Pick out each line containing the string "marker" and copy it.

○ ○ ○ ○ ○

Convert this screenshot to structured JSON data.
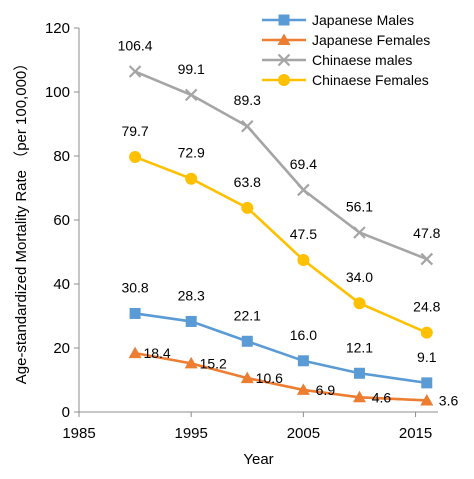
{
  "chart_data": {
    "type": "line",
    "xlabel": "Year",
    "ylabel": "Age-standardized Mortality Rate （per 100,000）",
    "xlim": [
      1985,
      2017
    ],
    "ylim": [
      0,
      120
    ],
    "xticks": [
      "1985",
      "1995",
      "2005",
      "2015"
    ],
    "xtick_values": [
      1985,
      1995,
      2005,
      2015
    ],
    "yticks": [
      "0",
      "20",
      "40",
      "60",
      "80",
      "100",
      "120"
    ],
    "ytick_values": [
      0,
      20,
      40,
      60,
      80,
      100,
      120
    ],
    "grid": false,
    "legend_position": "top-right",
    "x": [
      1990,
      1995,
      2000,
      2005,
      2010,
      2016
    ],
    "series": [
      {
        "name": "Japanese Males",
        "color": "#5b9bd5",
        "marker": "square",
        "values": [
          30.8,
          28.3,
          22.1,
          16.0,
          12.1,
          9.1
        ],
        "labels": [
          "30.8",
          "28.3",
          "22.1",
          "16.0",
          "12.1",
          "9.1"
        ]
      },
      {
        "name": "Japanese Females",
        "color": "#ed7d31",
        "marker": "triangle",
        "values": [
          18.4,
          15.2,
          10.6,
          6.9,
          4.6,
          3.6
        ],
        "labels": [
          "18.4",
          "15.2",
          "10.6",
          "6.9",
          "4.6",
          "3.6"
        ]
      },
      {
        "name": "Chinaese males",
        "color": "#a5a5a5",
        "marker": "x",
        "values": [
          106.4,
          99.1,
          89.3,
          69.4,
          56.1,
          47.8
        ],
        "labels": [
          "106.4",
          "99.1",
          "89.3",
          "69.4",
          "56.1",
          "47.8"
        ]
      },
      {
        "name": "Chinaese Females",
        "color": "#ffc000",
        "marker": "circle",
        "values": [
          79.7,
          72.9,
          63.8,
          47.5,
          34.0,
          24.8
        ],
        "labels": [
          "79.7",
          "72.9",
          "63.8",
          "47.5",
          "34.0",
          "24.8"
        ]
      }
    ]
  }
}
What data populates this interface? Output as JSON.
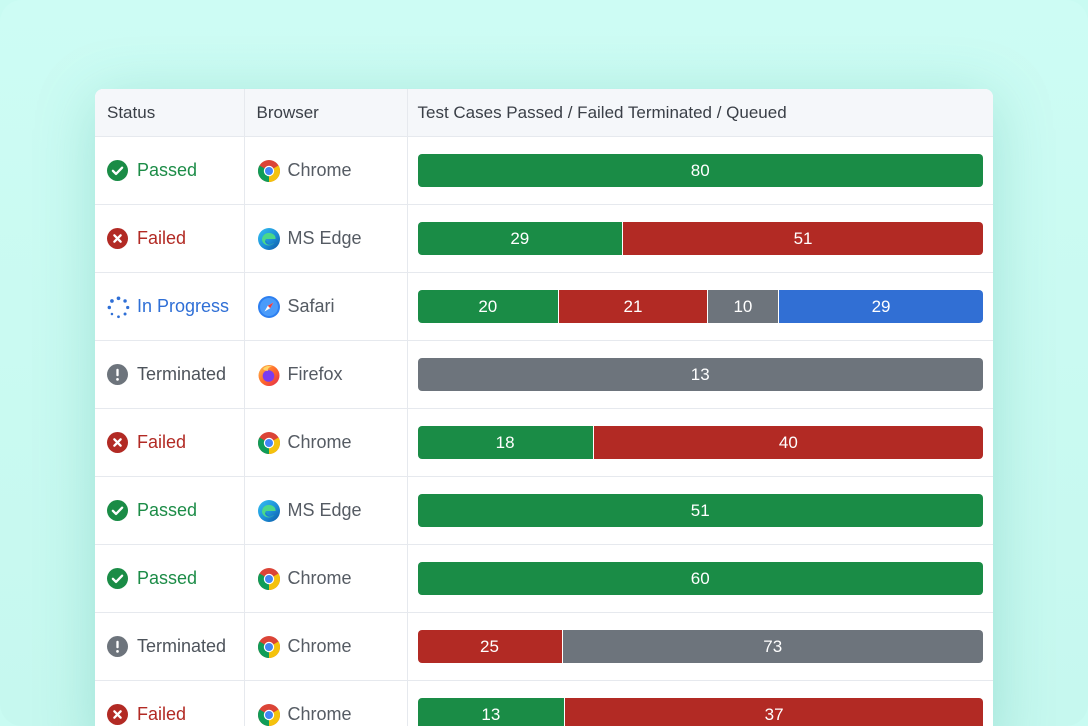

○ ○ ○ ○ ○

■ RESULT OF THE TASK:
        "marker": "square",
        "marker": "triangle",
        "marker": "x",
        "marker": "circle",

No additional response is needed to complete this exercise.